Can you write out all of the material below, word for word?

- _Data provided_:
+---+

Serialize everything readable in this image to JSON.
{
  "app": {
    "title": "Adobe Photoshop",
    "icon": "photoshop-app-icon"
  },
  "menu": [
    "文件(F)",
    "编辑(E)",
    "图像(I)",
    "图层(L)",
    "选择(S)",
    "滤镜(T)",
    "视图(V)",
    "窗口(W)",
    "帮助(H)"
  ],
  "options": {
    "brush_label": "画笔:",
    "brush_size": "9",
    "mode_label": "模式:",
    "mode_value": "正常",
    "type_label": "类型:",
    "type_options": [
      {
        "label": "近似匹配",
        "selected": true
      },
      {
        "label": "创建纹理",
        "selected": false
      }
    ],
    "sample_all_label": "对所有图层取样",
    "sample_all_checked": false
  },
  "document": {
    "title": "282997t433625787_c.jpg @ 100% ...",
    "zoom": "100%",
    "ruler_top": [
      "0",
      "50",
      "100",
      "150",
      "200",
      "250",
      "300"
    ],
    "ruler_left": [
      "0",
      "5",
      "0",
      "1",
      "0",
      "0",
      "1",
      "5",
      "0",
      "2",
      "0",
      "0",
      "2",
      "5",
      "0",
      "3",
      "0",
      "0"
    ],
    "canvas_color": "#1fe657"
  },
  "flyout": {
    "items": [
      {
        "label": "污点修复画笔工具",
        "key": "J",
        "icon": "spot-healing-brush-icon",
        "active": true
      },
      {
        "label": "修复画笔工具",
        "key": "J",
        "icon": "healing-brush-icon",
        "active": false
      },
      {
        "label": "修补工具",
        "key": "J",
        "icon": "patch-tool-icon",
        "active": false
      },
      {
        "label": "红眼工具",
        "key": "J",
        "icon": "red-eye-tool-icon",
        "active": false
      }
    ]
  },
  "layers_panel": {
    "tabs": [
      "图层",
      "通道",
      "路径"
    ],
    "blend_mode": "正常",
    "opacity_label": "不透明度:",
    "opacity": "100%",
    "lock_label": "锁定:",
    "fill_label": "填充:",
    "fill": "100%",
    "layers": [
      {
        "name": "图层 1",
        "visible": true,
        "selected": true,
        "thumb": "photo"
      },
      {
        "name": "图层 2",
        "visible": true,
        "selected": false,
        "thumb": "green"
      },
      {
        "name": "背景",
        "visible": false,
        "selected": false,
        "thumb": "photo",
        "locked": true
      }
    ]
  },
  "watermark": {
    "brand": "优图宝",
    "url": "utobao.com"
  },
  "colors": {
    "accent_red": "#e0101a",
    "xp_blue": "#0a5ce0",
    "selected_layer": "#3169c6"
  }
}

+---+

- _Exercise response_:
Serialize everything readable in this image to JSON.
{
  "app": {
    "title": "Adobe Photoshop",
    "icon": "photoshop-app-icon"
  },
  "menu": [
    "文件(F)",
    "编辑(E)",
    "图像(I)",
    "图层(L)",
    "选择(S)",
    "滤镜(T)",
    "视图(V)",
    "窗口(W)",
    "帮助(H)"
  ],
  "options": {
    "brush_label": "画笔:",
    "brush_size": "9",
    "mode_label": "模式:",
    "mode_value": "正常",
    "type_label": "类型:",
    "type_options": [
      {
        "label": "近似匹配",
        "selected": true
      },
      {
        "label": "创建纹理",
        "selected": false
      }
    ],
    "sample_all_label": "对所有图层取样",
    "sample_all_checked": false
  },
  "document": {
    "title": "282997t433625787_c.jpg @ 100% ...",
    "zoom": "100%",
    "ruler_top": [
      "0",
      "50",
      "100",
      "150",
      "200",
      "250",
      "300"
    ],
    "ruler_left": [
      "0",
      "5",
      "0",
      "1",
      "0",
      "0",
      "1",
      "5",
      "0",
      "2",
      "0",
      "0",
      "2",
      "5",
      "0",
      "3",
      "0",
      "0"
    ],
    "canvas_color": "#1fe657"
  },
  "flyout": {
    "items": [
      {
        "label": "污点修复画笔工具",
        "key": "J",
        "icon": "spot-healing-brush-icon",
        "active": true
      },
      {
        "label": "修复画笔工具",
        "key": "J",
        "icon": "healing-brush-icon",
        "active": false
      },
      {
        "label": "修补工具",
        "key": "J",
        "icon": "patch-tool-icon",
        "active": false
      },
      {
        "label": "红眼工具",
        "key": "J",
        "icon": "red-eye-tool-icon",
        "active": false
      }
    ]
  },
  "layers_panel": {
    "tabs": [
      "图层",
      "通道",
      "路径"
    ],
    "blend_mode": "正常",
    "opacity_label": "不透明度:",
    "opacity": "100%",
    "lock_label": "锁定:",
    "fill_label": "填充:",
    "fill": "100%",
    "layers": [
      {
        "name": "图层 1",
        "visible": true,
        "selected": true,
        "thumb": "photo"
      },
      {
        "name": "图层 2",
        "visible": true,
        "selected": false,
        "thumb": "green"
      },
      {
        "name": "背景",
        "visible": false,
        "selected": false,
        "thumb": "photo",
        "locked": true
      }
    ]
  },
  "watermark": {
    "brand": "优图宝",
    "url": "utobao.com"
  },
  "colors": {
    "accent_red": "#e0101a",
    "xp_blue": "#0a5ce0",
    "selected_layer": "#3169c6"
  }
}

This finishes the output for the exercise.